INSTRUCTIONS TO FOLLOW »
Skip all pictures, then print the remaining material exactly.

Records from a dataset
_____

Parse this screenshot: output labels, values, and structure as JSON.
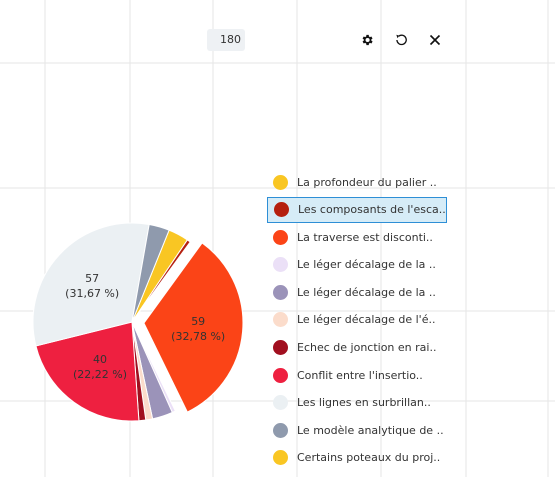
{
  "toolbar": {
    "total_value": "180",
    "settings_icon": "gear-icon",
    "reset_icon": "reset-icon",
    "close_icon": "close-icon"
  },
  "chart_data": {
    "type": "pie",
    "total": 180,
    "slices": [
      {
        "label": "La profondeur du palier ..",
        "value": 6,
        "color": "#f9c623"
      },
      {
        "label": "Les composants de l'esca..",
        "value": 1,
        "color": "#b5200f",
        "exploded": false,
        "selected": true
      },
      {
        "label": "La traverse est disconti..",
        "value": 59,
        "color": "#fb4417",
        "exploded": true,
        "label_text": "59",
        "percent_text": "(32,78 %)"
      },
      {
        "label": "Le léger décalage de la ..",
        "value": 1,
        "color": "#ebe0f7"
      },
      {
        "label": "Le léger décalage de la ..",
        "value": 6,
        "color": "#9b93b9"
      },
      {
        "label": "Le léger décalage de l'é..",
        "value": 2,
        "color": "#fbdccb"
      },
      {
        "label": "Echec de jonction en rai..",
        "value": 2,
        "color": "#a10f1f"
      },
      {
        "label": "Conflit entre l'insertio..",
        "value": 40,
        "color": "#ee2040",
        "label_text": "40",
        "percent_text": "(22,22 %)"
      },
      {
        "label": "Les lignes en surbrillan..",
        "value": 57,
        "color": "#ebf0f3",
        "label_text": "57",
        "percent_text": "(31,67 %)"
      },
      {
        "label": "Le modèle analytique de ..",
        "value": 6,
        "color": "#8f9aad"
      },
      {
        "label": "Certains poteaux du proj..",
        "value": 0,
        "color": "#f9c623"
      }
    ],
    "legend_position": "right",
    "grid": true
  }
}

_____

RESULT BELOW »
Parse this screenshot: output labels, values, and structure as JSON.
{
  "toolbar": {
    "total_value": "180",
    "settings_icon": "gear-icon",
    "reset_icon": "reset-icon",
    "close_icon": "close-icon"
  },
  "chart_data": {
    "type": "pie",
    "total": 180,
    "slices": [
      {
        "label": "La profondeur du palier ..",
        "value": 6,
        "color": "#f9c623"
      },
      {
        "label": "Les composants de l'esca..",
        "value": 1,
        "color": "#b5200f",
        "exploded": false,
        "selected": true
      },
      {
        "label": "La traverse est disconti..",
        "value": 59,
        "color": "#fb4417",
        "exploded": true,
        "label_text": "59",
        "percent_text": "(32,78 %)"
      },
      {
        "label": "Le léger décalage de la ..",
        "value": 1,
        "color": "#ebe0f7"
      },
      {
        "label": "Le léger décalage de la ..",
        "value": 6,
        "color": "#9b93b9"
      },
      {
        "label": "Le léger décalage de l'é..",
        "value": 2,
        "color": "#fbdccb"
      },
      {
        "label": "Echec de jonction en rai..",
        "value": 2,
        "color": "#a10f1f"
      },
      {
        "label": "Conflit entre l'insertio..",
        "value": 40,
        "color": "#ee2040",
        "label_text": "40",
        "percent_text": "(22,22 %)"
      },
      {
        "label": "Les lignes en surbrillan..",
        "value": 57,
        "color": "#ebf0f3",
        "label_text": "57",
        "percent_text": "(31,67 %)"
      },
      {
        "label": "Le modèle analytique de ..",
        "value": 6,
        "color": "#8f9aad"
      },
      {
        "label": "Certains poteaux du proj..",
        "value": 0,
        "color": "#f9c623"
      }
    ],
    "legend_position": "right",
    "grid": true
  }
}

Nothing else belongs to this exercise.